* Exercise prompt
Show all lines from the listing below that contain "vocabulary".

* Records for processing
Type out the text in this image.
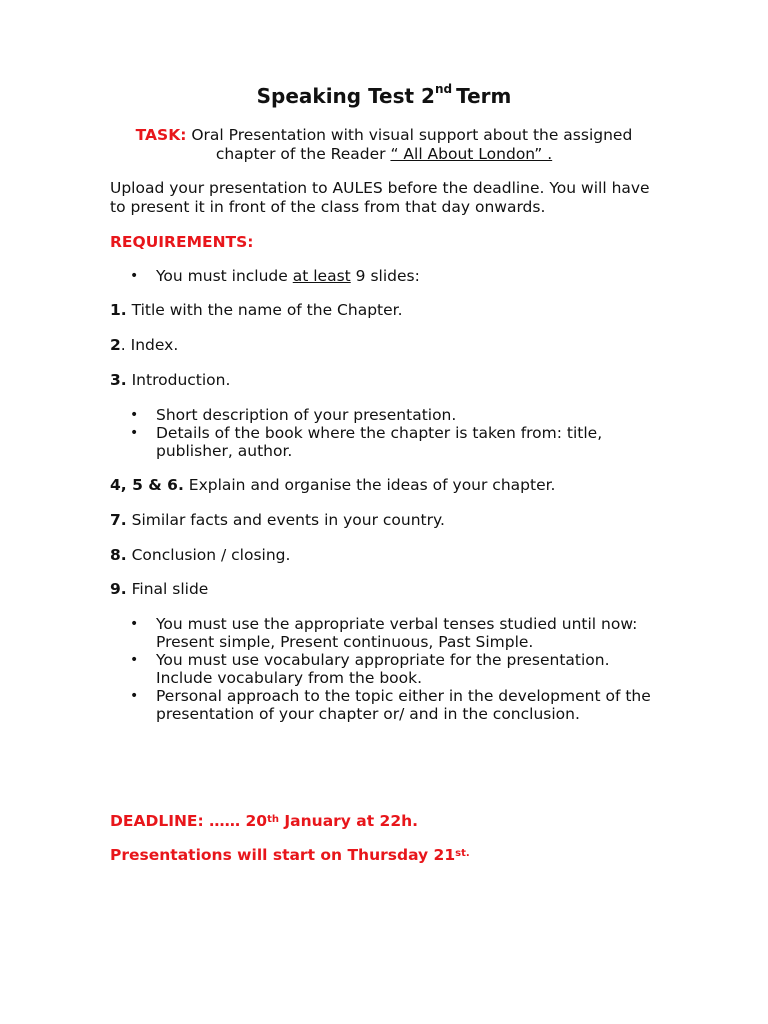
Speaking Test 2nd Term
TASK: Oral Presentation with visual support about the assigned
chapter of the Reader “ All About London” .
Upload your presentation to AULES before the deadline. You will have
to present it in front of the class from that day onwards.
REQUIREMENTS:
• You must include at least 9 slides:
1. Title with the name of the Chapter.
2. Index.
3. Introduction.
• Short description of your presentation.
• Details of the book where the chapter is taken from: title,
publisher, author.
4, 5 & 6. Explain and organise the ideas of your chapter.
7. Similar facts and events in your country.
8. Conclusion / closing.
9. Final slide
• You must use the appropriate verbal tenses studied until now:
Present simple, Present continuous, Past Simple.
• You must use vocabulary appropriate for the presentation.
Include vocabulary from the book.
• Personal approach to the topic either in the development of the
presentation of your chapter or/ and in the conclusion.
DEADLINE: …… 20th January at 22h.
Presentations will start on Thursday $21^{st.}$
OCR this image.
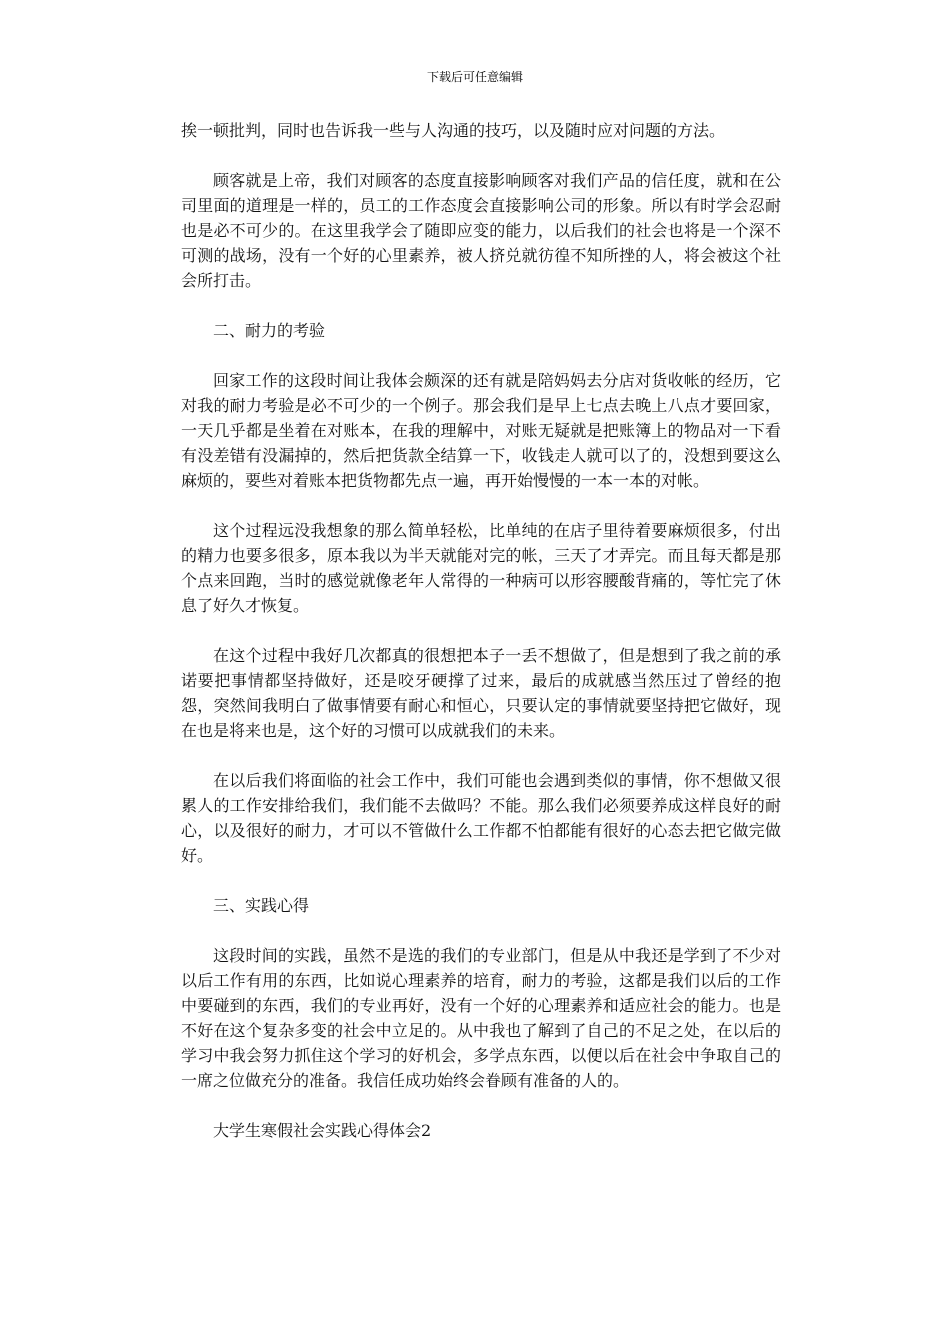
下载后可任意编辑

挨一顿批判，同时也告诉我一些与人沟通的技巧，以及随时应对问题的方法。

顾客就是上帝，我们对顾客的态度直接影响顾客对我们产品的信任度，就和在公司里面的道理是一样的，员工的工作态度会直接影响公司的形象。所以有时学会忍耐也是必不可少的。在这里我学会了随即应变的能力，以后我们的社会也将是一个深不可测的战场，没有一个好的心里素养，被人挤兑就彷徨不知所挫的人，将会被这个社会所打击。

二、耐力的考验

回家工作的这段时间让我体会颇深的还有就是陪妈妈去分店对货收帐的经历，它对我的耐力考验是必不可少的一个例子。那会我们是早上七点去晚上八点才要回家，一天几乎都是坐着在对账本，在我的理解中，对账无疑就是把账簿上的物品对一下看有没差错有没漏掉的，然后把货款全结算一下，收钱走人就可以了的，没想到要这么麻烦的，要些对着账本把货物都先点一遍，再开始慢慢的一本一本的对帐。

这个过程远没我想象的那么简单轻松，比单纯的在店子里待着要麻烦很多，付出的精力也要多很多，原本我以为半天就能对完的帐，三天了才弄完。而且每天都是那个点来回跑，当时的感觉就像老年人常得的一种病可以形容腰酸背痛的，等忙完了休息了好久才恢复。

在这个过程中我好几次都真的很想把本子一丢不想做了，但是想到了我之前的承诺要把事情都坚持做好，还是咬牙硬撑了过来，最后的成就感当然压过了曾经的抱怨，突然间我明白了做事情要有耐心和恒心，只要认定的事情就要坚持把它做好，现在也是将来也是，这个好的习惯可以成就我们的未来。

在以后我们将面临的社会工作中，我们可能也会遇到类似的事情，你不想做又很累人的工作安排给我们，我们能不去做吗？不能。那么我们必须要养成这样良好的耐心，以及很好的耐力，才可以不管做什么工作都不怕都能有很好的心态去把它做完做好。

三、实践心得

这段时间的实践，虽然不是选的我们的专业部门，但是从中我还是学到了不少对以后工作有用的东西，比如说心理素养的培育，耐力的考验，这都是我们以后的工作中要碰到的东西，我们的专业再好，没有一个好的心理素养和适应社会的能力。也是不好在这个复杂多变的社会中立足的。从中我也了解到了自己的不足之处，在以后的学习中我会努力抓住这个学习的好机会，多学点东西，以便以后在社会中争取自己的一席之位做充分的准备。我信任成功始终会眷顾有准备的人的。

大学生寒假社会实践心得体会2
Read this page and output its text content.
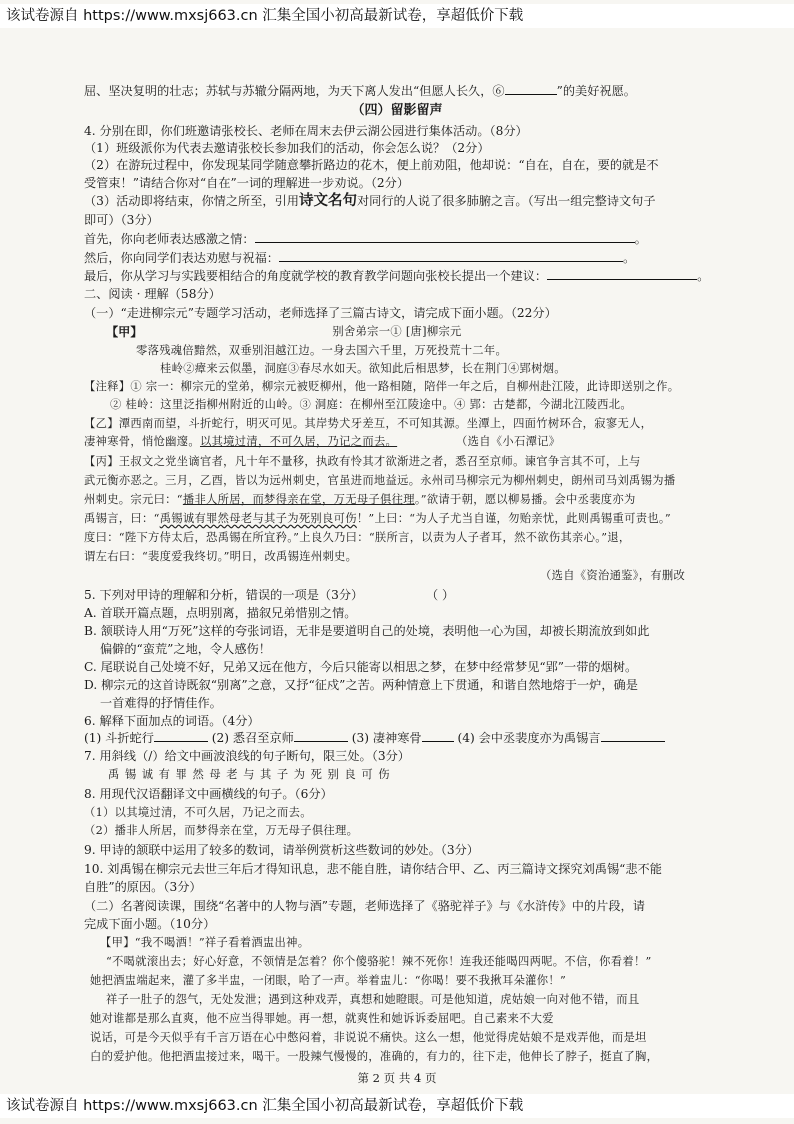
该试卷源自 https://www.mxsj663.cn 汇集全国小初高最新试卷，享超低价下载
屈、坚决复明的壮志；苏轼与苏辙分隔两地，为天下离人发出“但愿人长久，⑥	”的美好祝愿。
（四）留影留声
4. 分别在即，你们班邀请张校长、老师在周末去伊云湖公园进行集体活动。（8分）
（1）班级派你为代表去邀请张校长参加我们的活动，你会怎么说？（2分）
（2）在游玩过程中，你发现某同学随意攀折路边的花木，便上前劝阻，他却说：“自在，自在，要的就是不
受管束！”请结合你对“自在”一词的理解进一步劝说。（2分）
（3）活动即将结束，你情之所至，引用诗文名句对同行的人说了很多肺腑之言。（写出一组完整诗文句子
即可）（3分）
首先，你向老师表达感激之情：	。
然后，你向同学们表达劝慰与祝福：	。
最后，你从学习与实践要相结合的角度就学校的教育教学问题向张校长提出一个建议：	。
二、阅读 · 理解（58分）
（一）“走进柳宗元”专题学习活动，老师选择了三篇古诗文，请完成下面小题。（22分）
【甲】	别舍弟宗一① [唐]柳宗元
零落残魂倍黯然，双垂别泪越江边。一身去国六千里，万死投荒十二年。
桂岭②瘴来云似墨，洞庭③春尽水如天。欲知此后相思梦，长在荆门④郢树烟。
【注释】① 宗一：柳宗元的堂弟，柳宗元被贬柳州，他一路相随，陪伴一年之后，自柳州赴江陵，此诗即送别之作。
② 桂岭：这里泛指柳州附近的山岭。③ 洞庭：在柳州至江陵途中。④ 郢：古楚都，今湖北江陵西北。
【乙】潭西南而望，斗折蛇行，明灭可见。其岸势犬牙差互，不可知其源。坐潭上，四面竹树环合，寂寥无人，
凄神寒骨，悄怆幽邃。以其境过清，不可久居，乃记之而去。	（选自《小石潭记》
【丙】王叔文之党坐谪官者，凡十年不量移，执政有怜其才欲渐进之者，悉召至京师。谏官争言其不可，上与
武元衡亦恶之。三月，乙酉，皆以为远州刺史，官虽进而地益远。永州司马柳宗元为柳州刺史，朗州司马刘禹锡为播
州刺史。宗元曰：“播非人所居，而梦得亲在堂，万无母子俱往理。”欲请于朝，愿以柳易播。会中丞裴度亦为
禹锡言，曰：“禹锡诚有罪然母老与其子为死别良可伤！”上曰：“为人子尤当自谨，勿贻亲忧，此则禹锡重可责也。”
度曰：“陛下方侍太后，恐禹锡在所宜矜。”上良久乃曰：“朕所言，以责为人子者耳，然不欲伤其亲心。”退，
谓左右曰：“裴度爱我终切。”明日，改禹锡连州刺史。
（选自《资治通鉴》，有删改
5. 下列对甲诗的理解和分析，错误的一项是（3分）	（ ）
A. 首联开篇点题，点明别离，描叙兄弟惜别之情。
B. 颔联诗人用“万死”这样的夸张词语，无非是要道明自己的处境，表明他一心为国，却被长期流放到如此
偏僻的“蛮荒”之地，令人感伤！
C. 尾联说自己处境不好，兄弟又远在他方，今后只能寄以相思之梦，在梦中经常梦见“郢”一带的烟树。
D. 柳宗元的这首诗既叙“别离”之意，又抒“征戍”之苦。两种情意上下贯通，和谐自然地熔于一炉，确是
一首难得的抒情佳作。
6. 解释下面加点的词语。（4分）
(1) 斗折蛇行	(2) 悉召至京师	(3) 凄神寒骨	(4) 会中丞裴度亦为禹锡言
7. 用斜线（/）给文中画波浪线的句子断句，限三处。（3分）
禹 锡 诚 有 罪 然 母 老 与 其 子 为 死 别 良 可 伤
8. 用现代汉语翻译文中画横线的句子。（6分）
（1）以其境过清，不可久居，乃记之而去。
（2）播非人所居，而梦得亲在堂，万无母子俱往理。
9. 甲诗的颔联中运用了较多的数词，请举例赏析这些数词的妙处。（3分）
10. 刘禹锡在柳宗元去世三年后才得知讯息，悲不能自胜，请你结合甲、乙、丙三篇诗文探究刘禹锡“悲不能
自胜”的原因。（3分）
（二）名著阅读课，围绕“名著中的人物与酒”专题，老师选择了《骆驼祥子》与《水浒传》中的片段，请
完成下面小题。（10分）
【甲】“我不喝酒！”祥子看着酒盅出神。
“不喝就滚出去；好心好意，不领情是怎着？你个傻骆驼！辣不死你！连我还能喝四两呢。不信，你看着！”
她把酒盅端起来，灌了多半盅，一闭眼，哈了一声。举着盅儿：“你喝！要不我揪耳朵灌你！”
祥子一肚子的怨气，无处发泄；遇到这种戏弄，真想和她瞪眼。可是他知道，虎姑娘一向对他不错，而且
她对谁都是那么直爽，他不应当得罪她。再一想，就爽性和她诉诉委屈吧。自己素来不大爱
说话，可是今天似乎有千言万语在心中憋闷着，非说说不痛快。这么一想，他觉得虎姑娘不是戏弄他，而是坦
白的爱护他。他把酒盅接过来，喝干。一股辣气慢慢的，准确的，有力的，往下走，他伸长了脖子，挺直了胸，
第 2 页 共 4 页
该试卷源自 https://www.mxsj663.cn 汇集全国小初高最新试卷，享超低价下载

* Solution to the problem
• You must use vocabulary appropriate for the presentation.
Include vocabulary from the book.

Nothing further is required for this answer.